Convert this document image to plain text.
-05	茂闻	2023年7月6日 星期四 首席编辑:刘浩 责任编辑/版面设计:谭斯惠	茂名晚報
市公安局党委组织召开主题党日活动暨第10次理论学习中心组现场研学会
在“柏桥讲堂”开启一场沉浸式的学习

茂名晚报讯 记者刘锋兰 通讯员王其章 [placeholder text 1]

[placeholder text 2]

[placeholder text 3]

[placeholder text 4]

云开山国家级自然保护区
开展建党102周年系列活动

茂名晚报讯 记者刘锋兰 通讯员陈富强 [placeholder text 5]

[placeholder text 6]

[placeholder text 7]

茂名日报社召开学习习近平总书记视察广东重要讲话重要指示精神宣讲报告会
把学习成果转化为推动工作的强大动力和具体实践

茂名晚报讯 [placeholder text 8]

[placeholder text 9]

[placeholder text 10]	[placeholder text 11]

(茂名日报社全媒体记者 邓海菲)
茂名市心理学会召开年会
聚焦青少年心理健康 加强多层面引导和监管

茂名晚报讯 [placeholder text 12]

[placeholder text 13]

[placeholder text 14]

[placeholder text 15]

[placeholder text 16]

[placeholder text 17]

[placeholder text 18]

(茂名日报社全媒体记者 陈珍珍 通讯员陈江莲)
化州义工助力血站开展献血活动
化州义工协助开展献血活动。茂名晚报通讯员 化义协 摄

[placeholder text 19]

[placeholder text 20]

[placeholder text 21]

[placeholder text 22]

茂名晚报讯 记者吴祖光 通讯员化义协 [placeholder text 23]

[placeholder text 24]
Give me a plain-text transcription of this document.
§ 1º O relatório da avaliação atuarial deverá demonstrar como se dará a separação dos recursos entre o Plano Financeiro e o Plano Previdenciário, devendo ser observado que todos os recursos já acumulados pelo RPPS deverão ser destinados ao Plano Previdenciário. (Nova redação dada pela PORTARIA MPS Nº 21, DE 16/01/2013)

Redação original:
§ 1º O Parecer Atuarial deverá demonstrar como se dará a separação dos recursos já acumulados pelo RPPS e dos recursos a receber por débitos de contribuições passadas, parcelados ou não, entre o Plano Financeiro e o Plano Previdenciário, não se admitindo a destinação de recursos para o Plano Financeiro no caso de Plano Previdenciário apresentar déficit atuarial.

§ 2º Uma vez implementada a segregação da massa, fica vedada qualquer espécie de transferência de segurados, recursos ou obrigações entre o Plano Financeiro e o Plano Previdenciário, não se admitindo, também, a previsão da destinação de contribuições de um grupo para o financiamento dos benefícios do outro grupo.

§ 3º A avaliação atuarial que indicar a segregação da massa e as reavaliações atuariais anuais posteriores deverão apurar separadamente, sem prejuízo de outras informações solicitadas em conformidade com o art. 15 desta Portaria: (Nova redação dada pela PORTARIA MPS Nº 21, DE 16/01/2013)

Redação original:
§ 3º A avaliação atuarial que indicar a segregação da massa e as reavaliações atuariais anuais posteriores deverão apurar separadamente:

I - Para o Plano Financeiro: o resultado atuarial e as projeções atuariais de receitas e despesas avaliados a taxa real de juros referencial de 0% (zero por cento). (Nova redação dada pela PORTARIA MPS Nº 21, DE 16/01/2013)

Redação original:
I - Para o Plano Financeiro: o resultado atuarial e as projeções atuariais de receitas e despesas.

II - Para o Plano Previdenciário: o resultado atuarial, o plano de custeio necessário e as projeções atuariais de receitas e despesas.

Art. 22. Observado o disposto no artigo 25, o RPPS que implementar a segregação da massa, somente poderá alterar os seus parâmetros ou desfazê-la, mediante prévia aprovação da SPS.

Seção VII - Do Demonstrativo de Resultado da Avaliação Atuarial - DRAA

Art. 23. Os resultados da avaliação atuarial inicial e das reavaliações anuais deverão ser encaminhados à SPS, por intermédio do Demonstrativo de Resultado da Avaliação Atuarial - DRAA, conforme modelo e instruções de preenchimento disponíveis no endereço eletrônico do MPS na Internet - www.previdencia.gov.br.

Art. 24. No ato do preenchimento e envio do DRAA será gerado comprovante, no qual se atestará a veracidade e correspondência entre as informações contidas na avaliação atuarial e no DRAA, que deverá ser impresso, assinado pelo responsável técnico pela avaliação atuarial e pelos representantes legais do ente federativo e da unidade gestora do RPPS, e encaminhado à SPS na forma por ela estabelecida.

§ Instructions for the task:
Scan the lines above for "separadamente", then copy every one that has it.

§ Solution:
§ 3º A avaliação atuarial que indicar a segregação da massa e as reavaliações atuariais anuais posteriores deverão apurar separadamente, sem prejuízo de outras informações solicitadas em conformidade com o art. 15 desta Portaria: (Nova redação dada pela PORTARIA MPS Nº 21, DE 16/01/2013)
§ 3º A avaliação atuarial que indicar a segregação da massa e as reavaliações atuariais anuais posteriores deverão apurar separadamente:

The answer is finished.